Data entries:
* Begin *
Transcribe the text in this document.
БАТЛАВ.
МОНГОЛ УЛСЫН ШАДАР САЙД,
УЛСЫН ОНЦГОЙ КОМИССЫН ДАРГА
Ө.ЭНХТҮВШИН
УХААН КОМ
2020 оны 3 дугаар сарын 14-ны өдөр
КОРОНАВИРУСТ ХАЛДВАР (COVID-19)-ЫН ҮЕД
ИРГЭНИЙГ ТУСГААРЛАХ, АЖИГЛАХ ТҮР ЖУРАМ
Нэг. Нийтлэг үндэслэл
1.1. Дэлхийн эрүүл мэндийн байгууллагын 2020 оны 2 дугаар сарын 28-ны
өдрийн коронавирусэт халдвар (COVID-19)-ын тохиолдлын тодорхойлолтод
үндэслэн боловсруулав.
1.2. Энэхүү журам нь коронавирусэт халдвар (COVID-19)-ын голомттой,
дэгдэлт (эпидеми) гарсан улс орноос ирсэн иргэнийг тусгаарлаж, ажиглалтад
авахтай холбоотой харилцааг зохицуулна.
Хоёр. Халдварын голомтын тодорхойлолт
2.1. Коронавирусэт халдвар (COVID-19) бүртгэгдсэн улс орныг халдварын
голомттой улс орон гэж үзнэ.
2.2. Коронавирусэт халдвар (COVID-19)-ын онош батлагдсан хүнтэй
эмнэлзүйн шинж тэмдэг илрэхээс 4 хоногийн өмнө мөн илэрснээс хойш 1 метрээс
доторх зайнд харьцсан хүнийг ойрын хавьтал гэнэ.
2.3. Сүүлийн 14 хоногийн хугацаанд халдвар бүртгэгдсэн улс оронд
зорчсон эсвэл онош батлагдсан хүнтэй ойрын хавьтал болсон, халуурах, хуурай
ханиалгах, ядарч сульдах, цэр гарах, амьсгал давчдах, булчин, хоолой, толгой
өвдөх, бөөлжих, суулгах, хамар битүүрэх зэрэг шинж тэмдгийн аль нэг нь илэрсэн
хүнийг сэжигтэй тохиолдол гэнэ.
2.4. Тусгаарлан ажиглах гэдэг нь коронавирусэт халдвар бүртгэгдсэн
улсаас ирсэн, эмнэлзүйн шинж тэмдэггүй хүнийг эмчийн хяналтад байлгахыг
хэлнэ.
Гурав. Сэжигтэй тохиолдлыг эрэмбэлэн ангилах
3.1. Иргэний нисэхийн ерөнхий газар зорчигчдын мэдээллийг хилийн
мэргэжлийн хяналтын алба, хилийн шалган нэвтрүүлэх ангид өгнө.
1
* End *
* Begin *
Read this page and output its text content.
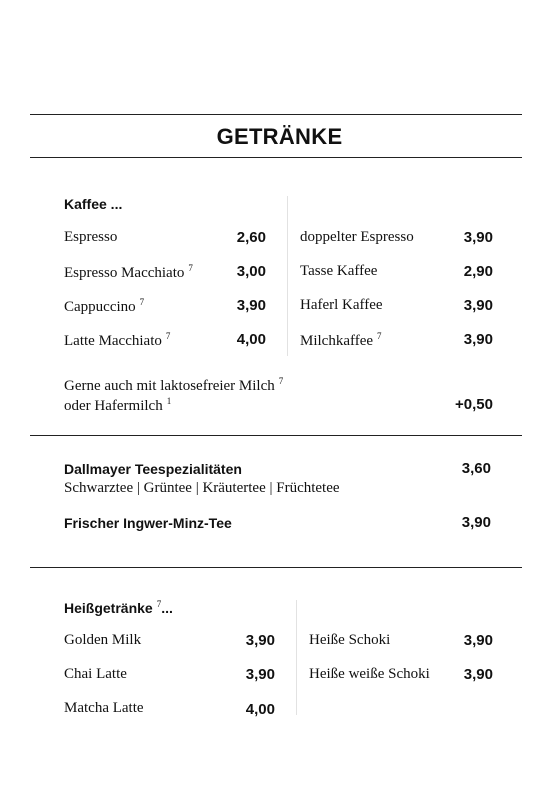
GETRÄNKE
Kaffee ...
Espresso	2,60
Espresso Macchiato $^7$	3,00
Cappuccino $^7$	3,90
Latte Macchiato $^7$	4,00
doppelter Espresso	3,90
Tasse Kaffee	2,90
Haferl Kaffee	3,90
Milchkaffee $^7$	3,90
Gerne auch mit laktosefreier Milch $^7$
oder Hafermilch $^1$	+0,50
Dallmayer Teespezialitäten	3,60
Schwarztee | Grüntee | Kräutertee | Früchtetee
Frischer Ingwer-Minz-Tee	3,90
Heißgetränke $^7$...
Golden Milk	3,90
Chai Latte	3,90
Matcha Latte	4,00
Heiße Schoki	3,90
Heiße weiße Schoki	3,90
* End *
Task brief: Read through the data and copy every line where "this" shows up.

Task output:
Transcribe the text in this document.
Read this page and output its text content.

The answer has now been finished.